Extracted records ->
[START]
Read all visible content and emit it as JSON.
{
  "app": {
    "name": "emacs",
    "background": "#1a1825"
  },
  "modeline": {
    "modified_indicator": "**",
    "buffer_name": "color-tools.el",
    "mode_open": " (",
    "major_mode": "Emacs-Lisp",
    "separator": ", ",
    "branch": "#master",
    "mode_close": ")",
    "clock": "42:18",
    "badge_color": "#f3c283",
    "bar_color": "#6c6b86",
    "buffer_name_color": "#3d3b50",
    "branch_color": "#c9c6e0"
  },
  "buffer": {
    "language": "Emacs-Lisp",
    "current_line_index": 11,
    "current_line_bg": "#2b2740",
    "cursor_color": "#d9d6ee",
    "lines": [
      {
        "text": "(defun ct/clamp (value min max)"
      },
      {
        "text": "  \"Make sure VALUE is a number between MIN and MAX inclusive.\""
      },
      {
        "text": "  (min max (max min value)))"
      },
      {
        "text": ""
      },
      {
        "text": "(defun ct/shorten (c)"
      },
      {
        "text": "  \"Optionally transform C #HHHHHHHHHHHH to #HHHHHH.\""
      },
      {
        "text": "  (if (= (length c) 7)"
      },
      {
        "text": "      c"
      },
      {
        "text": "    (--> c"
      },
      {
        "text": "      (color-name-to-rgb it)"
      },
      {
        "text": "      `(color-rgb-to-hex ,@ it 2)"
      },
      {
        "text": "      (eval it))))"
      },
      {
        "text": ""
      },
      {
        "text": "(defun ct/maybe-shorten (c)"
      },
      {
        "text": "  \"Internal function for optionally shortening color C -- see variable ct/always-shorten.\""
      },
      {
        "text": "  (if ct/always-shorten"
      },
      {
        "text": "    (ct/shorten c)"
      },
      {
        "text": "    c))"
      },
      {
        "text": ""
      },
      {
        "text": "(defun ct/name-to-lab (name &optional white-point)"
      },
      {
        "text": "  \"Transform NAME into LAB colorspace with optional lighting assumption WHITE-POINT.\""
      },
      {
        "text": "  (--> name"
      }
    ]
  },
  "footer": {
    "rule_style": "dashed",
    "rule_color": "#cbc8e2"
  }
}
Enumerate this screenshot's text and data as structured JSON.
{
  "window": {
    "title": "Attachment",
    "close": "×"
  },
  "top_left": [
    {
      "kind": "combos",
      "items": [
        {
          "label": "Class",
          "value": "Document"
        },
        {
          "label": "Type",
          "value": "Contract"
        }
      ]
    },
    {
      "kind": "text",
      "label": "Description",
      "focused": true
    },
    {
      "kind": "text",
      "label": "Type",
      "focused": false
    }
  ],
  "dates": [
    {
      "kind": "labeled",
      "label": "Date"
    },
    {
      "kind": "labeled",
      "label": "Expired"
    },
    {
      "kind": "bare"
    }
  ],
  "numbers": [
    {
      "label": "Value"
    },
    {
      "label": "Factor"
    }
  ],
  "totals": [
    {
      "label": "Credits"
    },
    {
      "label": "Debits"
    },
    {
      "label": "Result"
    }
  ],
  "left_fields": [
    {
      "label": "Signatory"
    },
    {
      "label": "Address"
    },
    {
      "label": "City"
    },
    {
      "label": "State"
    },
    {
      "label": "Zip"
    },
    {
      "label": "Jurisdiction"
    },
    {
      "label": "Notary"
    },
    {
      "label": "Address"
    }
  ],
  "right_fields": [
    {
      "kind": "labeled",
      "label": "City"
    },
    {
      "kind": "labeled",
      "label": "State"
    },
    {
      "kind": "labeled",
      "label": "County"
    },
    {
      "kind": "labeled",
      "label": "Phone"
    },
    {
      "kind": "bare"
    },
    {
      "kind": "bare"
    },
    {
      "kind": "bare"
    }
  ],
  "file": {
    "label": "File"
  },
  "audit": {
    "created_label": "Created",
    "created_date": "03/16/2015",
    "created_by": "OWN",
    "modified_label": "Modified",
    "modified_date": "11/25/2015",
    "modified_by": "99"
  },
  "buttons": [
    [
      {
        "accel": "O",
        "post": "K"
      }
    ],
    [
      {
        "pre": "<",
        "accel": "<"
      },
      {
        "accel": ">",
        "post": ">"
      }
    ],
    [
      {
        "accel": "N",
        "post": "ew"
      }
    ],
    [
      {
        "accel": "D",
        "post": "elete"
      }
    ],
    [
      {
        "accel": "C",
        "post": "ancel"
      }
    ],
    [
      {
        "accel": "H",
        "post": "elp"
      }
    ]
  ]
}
[END]
Requirement ->
Recopy the entries above exactly, with every line included.

Solution to this task ->
Read all visible content and emit it as JSON.
{
  "app": {
    "name": "emacs",
    "background": "#1a1825"
  },
  "modeline": {
    "modified_indicator": "**",
    "buffer_name": "color-tools.el",
    "mode_open": " (",
    "major_mode": "Emacs-Lisp",
    "separator": ", ",
    "branch": "#master",
    "mode_close": ")",
    "clock": "42:18",
    "badge_color": "#f3c283",
    "bar_color": "#6c6b86",
    "buffer_name_color": "#3d3b50",
    "branch_color": "#c9c6e0"
  },
  "buffer": {
    "language": "Emacs-Lisp",
    "current_line_index": 11,
    "current_line_bg": "#2b2740",
    "cursor_color": "#d9d6ee",
    "lines": [
      {
        "text": "(defun ct/clamp (value min max)"
      },
      {
        "text": "  \"Make sure VALUE is a number between MIN and MAX inclusive.\""
      },
      {
        "text": "  (min max (max min value)))"
      },
      {
        "text": ""
      },
      {
        "text": "(defun ct/shorten (c)"
      },
      {
        "text": "  \"Optionally transform C #HHHHHHHHHHHH to #HHHHHH.\""
      },
      {
        "text": "  (if (= (length c) 7)"
      },
      {
        "text": "      c"
      },
      {
        "text": "    (--> c"
      },
      {
        "text": "      (color-name-to-rgb it)"
      },
      {
        "text": "      `(color-rgb-to-hex ,@ it 2)"
      },
      {
        "text": "      (eval it))))"
      },
      {
        "text": ""
      },
      {
        "text": "(defun ct/maybe-shorten (c)"
      },
      {
        "text": "  \"Internal function for optionally shortening color C -- see variable ct/always-shorten.\""
      },
      {
        "text": "  (if ct/always-shorten"
      },
      {
        "text": "    (ct/shorten c)"
      },
      {
        "text": "    c))"
      },
      {
        "text": ""
      },
      {
        "text": "(defun ct/name-to-lab (name &optional white-point)"
      },
      {
        "text": "  \"Transform NAME into LAB colorspace with optional lighting assumption WHITE-POINT.\""
      },
      {
        "text": "  (--> name"
      }
    ]
  },
  "footer": {
    "rule_style": "dashed",
    "rule_color": "#cbc8e2"
  }
}
Enumerate this screenshot's text and data as structured JSON.
{
  "window": {
    "title": "Attachment",
    "close": "×"
  },
  "top_left": [
    {
      "kind": "combos",
      "items": [
        {
          "label": "Class",
          "value": "Document"
        },
        {
          "label": "Type",
          "value": "Contract"
        }
      ]
    },
    {
      "kind": "text",
      "label": "Description",
      "focused": true
    },
    {
      "kind": "text",
      "label": "Type",
      "focused": false
    }
  ],
  "dates": [
    {
      "kind": "labeled",
      "label": "Date"
    },
    {
      "kind": "labeled",
      "label": "Expired"
    },
    {
      "kind": "bare"
    }
  ],
  "numbers": [
    {
      "label": "Value"
    },
    {
      "label": "Factor"
    }
  ],
  "totals": [
    {
      "label": "Credits"
    },
    {
      "label": "Debits"
    },
    {
      "label": "Result"
    }
  ],
  "left_fields": [
    {
      "label": "Signatory"
    },
    {
      "label": "Address"
    },
    {
      "label": "City"
    },
    {
      "label": "State"
    },
    {
      "label": "Zip"
    },
    {
      "label": "Jurisdiction"
    },
    {
      "label": "Notary"
    },
    {
      "label": "Address"
    }
  ],
  "right_fields": [
    {
      "kind": "labeled",
      "label": "City"
    },
    {
      "kind": "labeled",
      "label": "State"
    },
    {
      "kind": "labeled",
      "label": "County"
    },
    {
      "kind": "labeled",
      "label": "Phone"
    },
    {
      "kind": "bare"
    },
    {
      "kind": "bare"
    },
    {
      "kind": "bare"
    }
  ],
  "file": {
    "label": "File"
  },
  "audit": {
    "created_label": "Created",
    "created_date": "03/16/2015",
    "created_by": "OWN",
    "modified_label": "Modified",
    "modified_date": "11/25/2015",
    "modified_by": "99"
  },
  "buttons": [
    [
      {
        "accel": "O",
        "post": "K"
      }
    ],
    [
      {
        "pre": "<",
        "accel": "<"
      },
      {
        "accel": ">",
        "post": ">"
      }
    ],
    [
      {
        "accel": "N",
        "post": "ew"
      }
    ],
    [
      {
        "accel": "D",
        "post": "elete"
      }
    ],
    [
      {
        "accel": "C",
        "post": "ancel"
      }
    ],
    [
      {
        "accel": "H",
        "post": "elp"
      }
    ]
  ]
}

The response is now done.